### STATED GOAL
Output exactly the lines that run from the line with "Convert this screenshot" to the end of the material, both ends included, and no other lines.

** BEGIN DATASET ENTRIES **

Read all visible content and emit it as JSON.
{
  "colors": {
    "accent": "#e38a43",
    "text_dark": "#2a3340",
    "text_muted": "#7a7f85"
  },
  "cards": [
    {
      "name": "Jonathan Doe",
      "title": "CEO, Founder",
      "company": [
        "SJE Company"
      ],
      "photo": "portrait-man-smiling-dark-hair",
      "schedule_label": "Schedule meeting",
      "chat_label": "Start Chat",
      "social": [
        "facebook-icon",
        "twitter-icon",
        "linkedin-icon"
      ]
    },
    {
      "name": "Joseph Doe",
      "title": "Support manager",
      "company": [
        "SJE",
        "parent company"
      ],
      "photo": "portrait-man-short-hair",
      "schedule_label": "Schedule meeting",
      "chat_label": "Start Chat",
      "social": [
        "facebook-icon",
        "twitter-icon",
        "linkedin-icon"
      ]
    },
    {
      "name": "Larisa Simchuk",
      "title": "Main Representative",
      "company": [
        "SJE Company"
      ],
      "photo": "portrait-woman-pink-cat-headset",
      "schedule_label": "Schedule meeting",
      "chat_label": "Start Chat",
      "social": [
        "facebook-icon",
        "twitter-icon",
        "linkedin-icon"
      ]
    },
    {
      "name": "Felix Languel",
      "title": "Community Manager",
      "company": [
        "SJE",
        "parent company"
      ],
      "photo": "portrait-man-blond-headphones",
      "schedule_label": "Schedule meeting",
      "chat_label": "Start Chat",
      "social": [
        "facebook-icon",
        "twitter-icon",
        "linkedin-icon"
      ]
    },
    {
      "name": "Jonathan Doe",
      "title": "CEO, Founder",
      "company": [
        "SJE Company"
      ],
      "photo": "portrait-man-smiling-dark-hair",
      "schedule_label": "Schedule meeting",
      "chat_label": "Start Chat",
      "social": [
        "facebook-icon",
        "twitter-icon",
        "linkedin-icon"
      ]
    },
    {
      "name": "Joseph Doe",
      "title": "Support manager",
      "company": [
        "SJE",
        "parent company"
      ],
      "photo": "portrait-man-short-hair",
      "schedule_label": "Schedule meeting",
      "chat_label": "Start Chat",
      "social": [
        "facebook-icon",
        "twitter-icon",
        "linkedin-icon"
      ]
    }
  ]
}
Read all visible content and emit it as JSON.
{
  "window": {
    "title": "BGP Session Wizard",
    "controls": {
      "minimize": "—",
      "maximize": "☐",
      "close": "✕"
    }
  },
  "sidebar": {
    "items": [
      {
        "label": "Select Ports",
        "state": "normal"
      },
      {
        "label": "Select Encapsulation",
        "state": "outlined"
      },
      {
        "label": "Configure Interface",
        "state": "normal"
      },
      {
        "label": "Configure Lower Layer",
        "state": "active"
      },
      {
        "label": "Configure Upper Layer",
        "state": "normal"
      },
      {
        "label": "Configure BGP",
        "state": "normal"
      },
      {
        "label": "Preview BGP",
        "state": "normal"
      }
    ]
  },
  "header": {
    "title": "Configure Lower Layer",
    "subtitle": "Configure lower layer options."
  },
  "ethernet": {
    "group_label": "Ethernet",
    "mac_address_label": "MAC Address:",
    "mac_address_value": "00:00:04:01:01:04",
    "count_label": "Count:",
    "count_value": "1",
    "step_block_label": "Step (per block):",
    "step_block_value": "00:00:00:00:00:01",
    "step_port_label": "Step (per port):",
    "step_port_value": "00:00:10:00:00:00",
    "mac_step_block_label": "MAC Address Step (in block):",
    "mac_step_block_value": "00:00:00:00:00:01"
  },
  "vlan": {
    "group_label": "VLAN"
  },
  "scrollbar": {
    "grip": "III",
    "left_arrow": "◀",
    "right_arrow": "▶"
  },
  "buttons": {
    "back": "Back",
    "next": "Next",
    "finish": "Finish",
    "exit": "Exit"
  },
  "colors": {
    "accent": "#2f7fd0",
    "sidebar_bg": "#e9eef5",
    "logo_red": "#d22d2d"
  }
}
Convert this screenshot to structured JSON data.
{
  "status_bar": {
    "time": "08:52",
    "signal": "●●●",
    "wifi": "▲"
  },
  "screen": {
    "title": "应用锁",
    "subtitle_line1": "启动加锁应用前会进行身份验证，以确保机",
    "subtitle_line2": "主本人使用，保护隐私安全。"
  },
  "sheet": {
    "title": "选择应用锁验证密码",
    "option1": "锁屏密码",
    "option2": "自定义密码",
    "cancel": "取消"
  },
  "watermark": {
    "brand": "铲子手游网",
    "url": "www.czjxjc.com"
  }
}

** END DATASET ENTRIES **

### COMPLETE OUTPUT
Convert this screenshot to structured JSON data.
{
  "status_bar": {
    "time": "08:52",
    "signal": "●●●",
    "wifi": "▲"
  },
  "screen": {
    "title": "应用锁",
    "subtitle_line1": "启动加锁应用前会进行身份验证，以确保机",
    "subtitle_line2": "主本人使用，保护隐私安全。"
  },
  "sheet": {
    "title": "选择应用锁验证密码",
    "option1": "锁屏密码",
    "option2": "自定义密码",
    "cancel": "取消"
  },
  "watermark": {
    "brand": "铲子手游网",
    "url": "www.czjxjc.com"
  }
}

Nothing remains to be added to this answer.